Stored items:
▬▬▬▬▬▬

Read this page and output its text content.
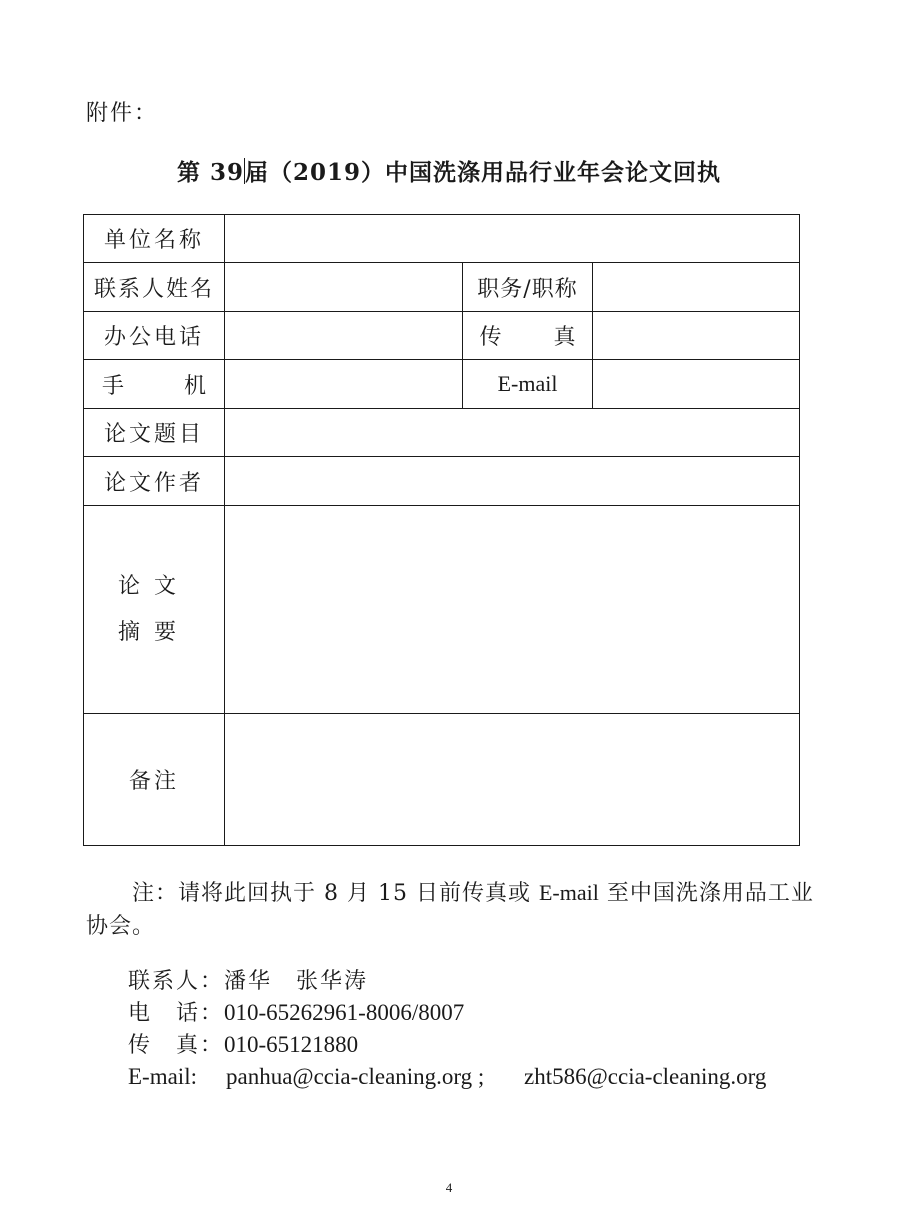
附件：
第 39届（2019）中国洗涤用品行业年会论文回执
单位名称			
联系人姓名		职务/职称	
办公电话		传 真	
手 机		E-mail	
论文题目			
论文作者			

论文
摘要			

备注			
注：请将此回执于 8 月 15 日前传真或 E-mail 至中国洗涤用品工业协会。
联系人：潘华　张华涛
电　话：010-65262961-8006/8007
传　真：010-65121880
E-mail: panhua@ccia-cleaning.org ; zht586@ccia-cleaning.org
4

▬▬▬▬▬▬

Extract each line from the entries above that contains the string "mail".

■ SOLUTION TO THIS EXERCISE ■
手 机		E-mail	
注：请将此回执于 8 月 15 日前传真或 E-mail 至中国洗涤用品工业协会。
E-mail: panhua@ccia-cleaning.org ; zht586@ccia-cleaning.org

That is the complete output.